=== ENTRIES ===
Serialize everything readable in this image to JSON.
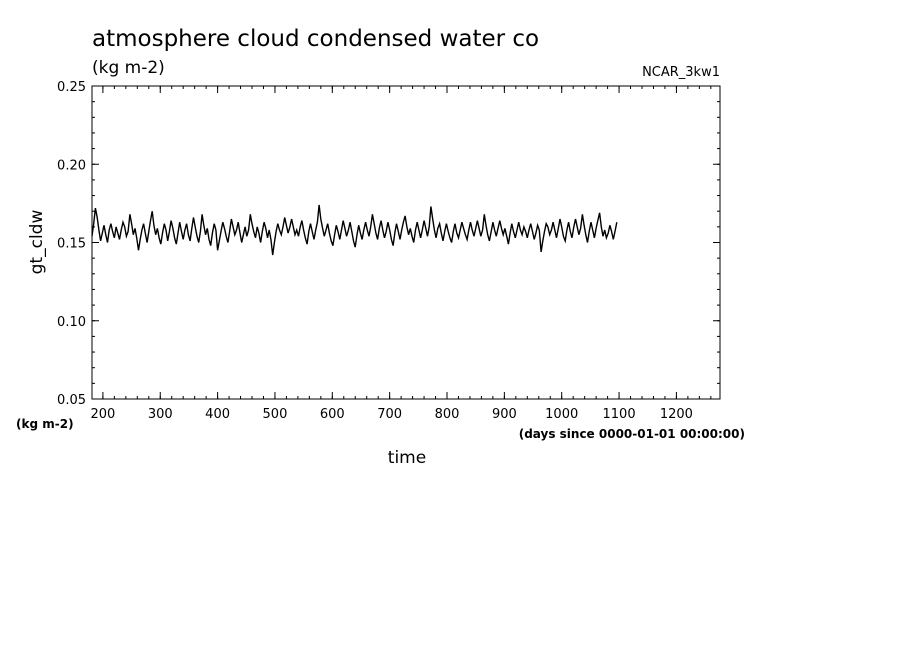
{
  "header": {
    "title": "atmosphere cloud condensed water co",
    "units": "(kg m-2)",
    "run_name": "NCAR_3kw1"
  },
  "axes": {
    "y_unit_label": "(kg m-2)",
    "x_unit_label": "(days since 0000-01-01 00:00:00)"
  },
  "chart_data": {
    "type": "line",
    "title": "atmosphere cloud condensed water co",
    "xlabel": "time",
    "ylabel": "gt_cldw",
    "xlim": [
      181,
      1276
    ],
    "ylim": [
      0.05,
      0.25
    ],
    "x_ticks": [
      200,
      300,
      400,
      500,
      600,
      700,
      800,
      900,
      1000,
      1100,
      1200
    ],
    "y_ticks": [
      0.05,
      0.1,
      0.15,
      0.2,
      0.25
    ],
    "y_tick_labels": [
      "0.05",
      "0.10",
      "0.15",
      "0.20",
      "0.25"
    ],
    "x_tick_labels": [
      "200",
      "300",
      "400",
      "500",
      "600",
      "700",
      "800",
      "900",
      "1000",
      "1100",
      "1200"
    ],
    "grid": false,
    "series": [
      {
        "x_start": 181,
        "x_step": 3,
        "values": [
          0.154,
          0.162,
          0.172,
          0.166,
          0.158,
          0.151,
          0.156,
          0.161,
          0.155,
          0.15,
          0.158,
          0.162,
          0.157,
          0.153,
          0.16,
          0.156,
          0.152,
          0.158,
          0.163,
          0.16,
          0.154,
          0.157,
          0.168,
          0.162,
          0.155,
          0.159,
          0.153,
          0.145,
          0.152,
          0.158,
          0.162,
          0.156,
          0.15,
          0.157,
          0.164,
          0.17,
          0.161,
          0.155,
          0.159,
          0.153,
          0.149,
          0.156,
          0.162,
          0.158,
          0.151,
          0.157,
          0.164,
          0.159,
          0.153,
          0.149,
          0.156,
          0.163,
          0.157,
          0.152,
          0.158,
          0.162,
          0.155,
          0.151,
          0.159,
          0.166,
          0.16,
          0.154,
          0.15,
          0.157,
          0.168,
          0.161,
          0.155,
          0.159,
          0.152,
          0.148,
          0.156,
          0.162,
          0.158,
          0.145,
          0.151,
          0.157,
          0.163,
          0.159,
          0.154,
          0.15,
          0.157,
          0.165,
          0.16,
          0.155,
          0.158,
          0.163,
          0.156,
          0.15,
          0.155,
          0.16,
          0.154,
          0.158,
          0.168,
          0.162,
          0.157,
          0.153,
          0.16,
          0.156,
          0.15,
          0.157,
          0.163,
          0.159,
          0.153,
          0.158,
          0.152,
          0.142,
          0.15,
          0.157,
          0.162,
          0.158,
          0.155,
          0.16,
          0.166,
          0.161,
          0.156,
          0.16,
          0.165,
          0.16,
          0.155,
          0.158,
          0.154,
          0.16,
          0.164,
          0.158,
          0.153,
          0.149,
          0.157,
          0.162,
          0.157,
          0.152,
          0.158,
          0.163,
          0.174,
          0.165,
          0.159,
          0.154,
          0.158,
          0.162,
          0.156,
          0.151,
          0.148,
          0.155,
          0.161,
          0.157,
          0.152,
          0.158,
          0.164,
          0.159,
          0.154,
          0.158,
          0.163,
          0.157,
          0.151,
          0.147,
          0.155,
          0.161,
          0.156,
          0.152,
          0.158,
          0.163,
          0.158,
          0.154,
          0.16,
          0.168,
          0.162,
          0.156,
          0.152,
          0.159,
          0.164,
          0.158,
          0.153,
          0.157,
          0.163,
          0.158,
          0.152,
          0.148,
          0.156,
          0.162,
          0.157,
          0.152,
          0.158,
          0.163,
          0.167,
          0.16,
          0.155,
          0.159,
          0.154,
          0.15,
          0.158,
          0.163,
          0.158,
          0.153,
          0.158,
          0.164,
          0.159,
          0.154,
          0.16,
          0.173,
          0.165,
          0.158,
          0.153,
          0.159,
          0.162,
          0.156,
          0.151,
          0.157,
          0.162,
          0.157,
          0.153,
          0.15,
          0.157,
          0.162,
          0.156,
          0.153,
          0.158,
          0.163,
          0.159,
          0.155,
          0.152,
          0.158,
          0.163,
          0.158,
          0.154,
          0.159,
          0.164,
          0.159,
          0.154,
          0.158,
          0.168,
          0.161,
          0.155,
          0.151,
          0.157,
          0.163,
          0.158,
          0.154,
          0.159,
          0.164,
          0.159,
          0.155,
          0.159,
          0.154,
          0.149,
          0.156,
          0.162,
          0.157,
          0.153,
          0.158,
          0.163,
          0.158,
          0.155,
          0.16,
          0.157,
          0.153,
          0.158,
          0.162,
          0.157,
          0.152,
          0.156,
          0.161,
          0.158,
          0.144,
          0.151,
          0.157,
          0.162,
          0.16,
          0.155,
          0.158,
          0.163,
          0.158,
          0.153,
          0.159,
          0.165,
          0.16,
          0.154,
          0.151,
          0.158,
          0.163,
          0.157,
          0.153,
          0.16,
          0.165,
          0.16,
          0.155,
          0.159,
          0.168,
          0.161,
          0.155,
          0.15,
          0.157,
          0.163,
          0.158,
          0.153,
          0.159,
          0.164,
          0.169,
          0.16,
          0.154,
          0.158,
          0.153,
          0.156,
          0.161,
          0.157,
          0.152,
          0.157,
          0.163
        ]
      }
    ]
  }
}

=== EXERCISE DIRECTIONS ===
Your task is to set down the records shown above exactly, minus any pictures.

=== EXERCISE RESULT ===
Serialize everything readable in this image to JSON.
{
  "header": {
    "title": "atmosphere cloud condensed water co",
    "units": "(kg m-2)",
    "run_name": "NCAR_3kw1"
  },
  "axes": {
    "y_unit_label": "(kg m-2)",
    "x_unit_label": "(days since 0000-01-01 00:00:00)"
  },
  "chart_data": {
    "type": "line",
    "title": "atmosphere cloud condensed water co",
    "xlabel": "time",
    "ylabel": "gt_cldw",
    "xlim": [
      181,
      1276
    ],
    "ylim": [
      0.05,
      0.25
    ],
    "x_ticks": [
      200,
      300,
      400,
      500,
      600,
      700,
      800,
      900,
      1000,
      1100,
      1200
    ],
    "y_ticks": [
      0.05,
      0.1,
      0.15,
      0.2,
      0.25
    ],
    "y_tick_labels": [
      "0.05",
      "0.10",
      "0.15",
      "0.20",
      "0.25"
    ],
    "x_tick_labels": [
      "200",
      "300",
      "400",
      "500",
      "600",
      "700",
      "800",
      "900",
      "1000",
      "1100",
      "1200"
    ],
    "grid": false,
    "series": [
      {
        "x_start": 181,
        "x_step": 3,
        "values": [
          0.154,
          0.162,
          0.172,
          0.166,
          0.158,
          0.151,
          0.156,
          0.161,
          0.155,
          0.15,
          0.158,
          0.162,
          0.157,
          0.153,
          0.16,
          0.156,
          0.152,
          0.158,
          0.163,
          0.16,
          0.154,
          0.157,
          0.168,
          0.162,
          0.155,
          0.159,
          0.153,
          0.145,
          0.152,
          0.158,
          0.162,
          0.156,
          0.15,
          0.157,
          0.164,
          0.17,
          0.161,
          0.155,
          0.159,
          0.153,
          0.149,
          0.156,
          0.162,
          0.158,
          0.151,
          0.157,
          0.164,
          0.159,
          0.153,
          0.149,
          0.156,
          0.163,
          0.157,
          0.152,
          0.158,
          0.162,
          0.155,
          0.151,
          0.159,
          0.166,
          0.16,
          0.154,
          0.15,
          0.157,
          0.168,
          0.161,
          0.155,
          0.159,
          0.152,
          0.148,
          0.156,
          0.162,
          0.158,
          0.145,
          0.151,
          0.157,
          0.163,
          0.159,
          0.154,
          0.15,
          0.157,
          0.165,
          0.16,
          0.155,
          0.158,
          0.163,
          0.156,
          0.15,
          0.155,
          0.16,
          0.154,
          0.158,
          0.168,
          0.162,
          0.157,
          0.153,
          0.16,
          0.156,
          0.15,
          0.157,
          0.163,
          0.159,
          0.153,
          0.158,
          0.152,
          0.142,
          0.15,
          0.157,
          0.162,
          0.158,
          0.155,
          0.16,
          0.166,
          0.161,
          0.156,
          0.16,
          0.165,
          0.16,
          0.155,
          0.158,
          0.154,
          0.16,
          0.164,
          0.158,
          0.153,
          0.149,
          0.157,
          0.162,
          0.157,
          0.152,
          0.158,
          0.163,
          0.174,
          0.165,
          0.159,
          0.154,
          0.158,
          0.162,
          0.156,
          0.151,
          0.148,
          0.155,
          0.161,
          0.157,
          0.152,
          0.158,
          0.164,
          0.159,
          0.154,
          0.158,
          0.163,
          0.157,
          0.151,
          0.147,
          0.155,
          0.161,
          0.156,
          0.152,
          0.158,
          0.163,
          0.158,
          0.154,
          0.16,
          0.168,
          0.162,
          0.156,
          0.152,
          0.159,
          0.164,
          0.158,
          0.153,
          0.157,
          0.163,
          0.158,
          0.152,
          0.148,
          0.156,
          0.162,
          0.157,
          0.152,
          0.158,
          0.163,
          0.167,
          0.16,
          0.155,
          0.159,
          0.154,
          0.15,
          0.158,
          0.163,
          0.158,
          0.153,
          0.158,
          0.164,
          0.159,
          0.154,
          0.16,
          0.173,
          0.165,
          0.158,
          0.153,
          0.159,
          0.162,
          0.156,
          0.151,
          0.157,
          0.162,
          0.157,
          0.153,
          0.15,
          0.157,
          0.162,
          0.156,
          0.153,
          0.158,
          0.163,
          0.159,
          0.155,
          0.152,
          0.158,
          0.163,
          0.158,
          0.154,
          0.159,
          0.164,
          0.159,
          0.154,
          0.158,
          0.168,
          0.161,
          0.155,
          0.151,
          0.157,
          0.163,
          0.158,
          0.154,
          0.159,
          0.164,
          0.159,
          0.155,
          0.159,
          0.154,
          0.149,
          0.156,
          0.162,
          0.157,
          0.153,
          0.158,
          0.163,
          0.158,
          0.155,
          0.16,
          0.157,
          0.153,
          0.158,
          0.162,
          0.157,
          0.152,
          0.156,
          0.161,
          0.158,
          0.144,
          0.151,
          0.157,
          0.162,
          0.16,
          0.155,
          0.158,
          0.163,
          0.158,
          0.153,
          0.159,
          0.165,
          0.16,
          0.154,
          0.151,
          0.158,
          0.163,
          0.157,
          0.153,
          0.16,
          0.165,
          0.16,
          0.155,
          0.159,
          0.168,
          0.161,
          0.155,
          0.15,
          0.157,
          0.163,
          0.158,
          0.153,
          0.159,
          0.164,
          0.169,
          0.16,
          0.154,
          0.158,
          0.153,
          0.156,
          0.161,
          0.157,
          0.152,
          0.157,
          0.163
        ]
      }
    ]
  }
}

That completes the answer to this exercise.